▸ PROBLEM REQUIREMENTS
Output the records. Match them exactly.

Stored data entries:
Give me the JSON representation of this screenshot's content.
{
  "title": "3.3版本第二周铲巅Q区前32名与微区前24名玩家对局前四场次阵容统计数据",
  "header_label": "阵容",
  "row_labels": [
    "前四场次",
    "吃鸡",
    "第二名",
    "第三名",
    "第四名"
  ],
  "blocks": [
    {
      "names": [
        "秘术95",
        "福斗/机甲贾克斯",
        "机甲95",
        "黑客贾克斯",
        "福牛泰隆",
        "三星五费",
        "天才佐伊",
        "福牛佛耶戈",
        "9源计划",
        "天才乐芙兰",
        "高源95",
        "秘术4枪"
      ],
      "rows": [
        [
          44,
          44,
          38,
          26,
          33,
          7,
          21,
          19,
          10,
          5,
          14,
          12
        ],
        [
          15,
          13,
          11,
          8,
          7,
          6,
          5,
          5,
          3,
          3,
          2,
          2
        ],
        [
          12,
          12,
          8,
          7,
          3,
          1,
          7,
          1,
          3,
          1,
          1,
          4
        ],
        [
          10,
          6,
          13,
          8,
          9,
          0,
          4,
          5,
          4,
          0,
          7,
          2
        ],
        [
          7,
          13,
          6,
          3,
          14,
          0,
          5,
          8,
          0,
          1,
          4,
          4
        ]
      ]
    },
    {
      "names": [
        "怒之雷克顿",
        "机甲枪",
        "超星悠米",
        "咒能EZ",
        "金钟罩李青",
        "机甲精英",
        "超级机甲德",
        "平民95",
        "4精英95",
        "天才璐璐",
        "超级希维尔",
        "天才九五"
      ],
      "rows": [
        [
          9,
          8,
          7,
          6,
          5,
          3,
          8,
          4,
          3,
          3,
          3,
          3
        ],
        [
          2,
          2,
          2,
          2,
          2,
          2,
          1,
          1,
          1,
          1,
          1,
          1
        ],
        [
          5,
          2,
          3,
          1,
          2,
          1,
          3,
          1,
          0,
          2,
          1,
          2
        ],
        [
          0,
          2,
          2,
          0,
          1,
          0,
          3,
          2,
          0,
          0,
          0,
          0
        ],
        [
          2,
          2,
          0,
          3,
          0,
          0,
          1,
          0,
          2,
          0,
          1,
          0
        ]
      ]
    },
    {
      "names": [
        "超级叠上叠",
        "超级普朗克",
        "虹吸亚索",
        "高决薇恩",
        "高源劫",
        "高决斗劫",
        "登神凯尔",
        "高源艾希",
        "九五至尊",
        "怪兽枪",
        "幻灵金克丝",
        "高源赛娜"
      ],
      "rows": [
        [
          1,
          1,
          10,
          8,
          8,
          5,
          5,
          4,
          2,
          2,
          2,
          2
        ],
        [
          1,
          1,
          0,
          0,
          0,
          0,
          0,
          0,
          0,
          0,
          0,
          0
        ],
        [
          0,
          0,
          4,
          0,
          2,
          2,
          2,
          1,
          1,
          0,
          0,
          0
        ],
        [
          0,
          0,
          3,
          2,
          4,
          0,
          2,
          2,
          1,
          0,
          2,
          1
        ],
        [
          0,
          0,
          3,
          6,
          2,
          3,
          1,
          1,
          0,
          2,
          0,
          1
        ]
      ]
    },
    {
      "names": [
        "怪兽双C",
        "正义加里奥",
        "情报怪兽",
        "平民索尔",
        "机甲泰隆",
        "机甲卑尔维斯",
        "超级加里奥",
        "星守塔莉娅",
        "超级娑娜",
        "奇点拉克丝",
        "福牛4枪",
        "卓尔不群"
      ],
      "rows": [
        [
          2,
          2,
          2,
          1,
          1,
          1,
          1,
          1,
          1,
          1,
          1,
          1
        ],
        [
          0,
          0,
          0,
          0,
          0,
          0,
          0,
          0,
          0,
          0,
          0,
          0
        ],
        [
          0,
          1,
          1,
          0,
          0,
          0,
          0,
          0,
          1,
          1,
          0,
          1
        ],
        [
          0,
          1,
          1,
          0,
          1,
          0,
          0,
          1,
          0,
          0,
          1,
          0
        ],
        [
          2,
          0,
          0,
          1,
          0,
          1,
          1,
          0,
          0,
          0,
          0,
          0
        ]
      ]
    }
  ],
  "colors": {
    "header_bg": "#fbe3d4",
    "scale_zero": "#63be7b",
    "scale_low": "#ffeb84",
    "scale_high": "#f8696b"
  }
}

▸ RESPONSE
Give me the JSON representation of this screenshot's content.
{
  "title": "3.3版本第二周铲巅Q区前32名与微区前24名玩家对局前四场次阵容统计数据",
  "header_label": "阵容",
  "row_labels": [
    "前四场次",
    "吃鸡",
    "第二名",
    "第三名",
    "第四名"
  ],
  "blocks": [
    {
      "names": [
        "秘术95",
        "福斗/机甲贾克斯",
        "机甲95",
        "黑客贾克斯",
        "福牛泰隆",
        "三星五费",
        "天才佐伊",
        "福牛佛耶戈",
        "9源计划",
        "天才乐芙兰",
        "高源95",
        "秘术4枪"
      ],
      "rows": [
        [
          44,
          44,
          38,
          26,
          33,
          7,
          21,
          19,
          10,
          5,
          14,
          12
        ],
        [
          15,
          13,
          11,
          8,
          7,
          6,
          5,
          5,
          3,
          3,
          2,
          2
        ],
        [
          12,
          12,
          8,
          7,
          3,
          1,
          7,
          1,
          3,
          1,
          1,
          4
        ],
        [
          10,
          6,
          13,
          8,
          9,
          0,
          4,
          5,
          4,
          0,
          7,
          2
        ],
        [
          7,
          13,
          6,
          3,
          14,
          0,
          5,
          8,
          0,
          1,
          4,
          4
        ]
      ]
    },
    {
      "names": [
        "怒之雷克顿",
        "机甲枪",
        "超星悠米",
        "咒能EZ",
        "金钟罩李青",
        "机甲精英",
        "超级机甲德",
        "平民95",
        "4精英95",
        "天才璐璐",
        "超级希维尔",
        "天才九五"
      ],
      "rows": [
        [
          9,
          8,
          7,
          6,
          5,
          3,
          8,
          4,
          3,
          3,
          3,
          3
        ],
        [
          2,
          2,
          2,
          2,
          2,
          2,
          1,
          1,
          1,
          1,
          1,
          1
        ],
        [
          5,
          2,
          3,
          1,
          2,
          1,
          3,
          1,
          0,
          2,
          1,
          2
        ],
        [
          0,
          2,
          2,
          0,
          1,
          0,
          3,
          2,
          0,
          0,
          0,
          0
        ],
        [
          2,
          2,
          0,
          3,
          0,
          0,
          1,
          0,
          2,
          0,
          1,
          0
        ]
      ]
    },
    {
      "names": [
        "超级叠上叠",
        "超级普朗克",
        "虹吸亚索",
        "高决薇恩",
        "高源劫",
        "高决斗劫",
        "登神凯尔",
        "高源艾希",
        "九五至尊",
        "怪兽枪",
        "幻灵金克丝",
        "高源赛娜"
      ],
      "rows": [
        [
          1,
          1,
          10,
          8,
          8,
          5,
          5,
          4,
          2,
          2,
          2,
          2
        ],
        [
          1,
          1,
          0,
          0,
          0,
          0,
          0,
          0,
          0,
          0,
          0,
          0
        ],
        [
          0,
          0,
          4,
          0,
          2,
          2,
          2,
          1,
          1,
          0,
          0,
          0
        ],
        [
          0,
          0,
          3,
          2,
          4,
          0,
          2,
          2,
          1,
          0,
          2,
          1
        ],
        [
          0,
          0,
          3,
          6,
          2,
          3,
          1,
          1,
          0,
          2,
          0,
          1
        ]
      ]
    },
    {
      "names": [
        "怪兽双C",
        "正义加里奥",
        "情报怪兽",
        "平民索尔",
        "机甲泰隆",
        "机甲卑尔维斯",
        "超级加里奥",
        "星守塔莉娅",
        "超级娑娜",
        "奇点拉克丝",
        "福牛4枪",
        "卓尔不群"
      ],
      "rows": [
        [
          2,
          2,
          2,
          1,
          1,
          1,
          1,
          1,
          1,
          1,
          1,
          1
        ],
        [
          0,
          0,
          0,
          0,
          0,
          0,
          0,
          0,
          0,
          0,
          0,
          0
        ],
        [
          0,
          1,
          1,
          0,
          0,
          0,
          0,
          0,
          1,
          1,
          0,
          1
        ],
        [
          0,
          1,
          1,
          0,
          1,
          0,
          0,
          1,
          0,
          0,
          1,
          0
        ],
        [
          2,
          0,
          0,
          1,
          0,
          1,
          1,
          0,
          0,
          0,
          0,
          0
        ]
      ]
    }
  ],
  "colors": {
    "header_bg": "#fbe3d4",
    "scale_zero": "#63be7b",
    "scale_low": "#ffeb84",
    "scale_high": "#f8696b"
  }
}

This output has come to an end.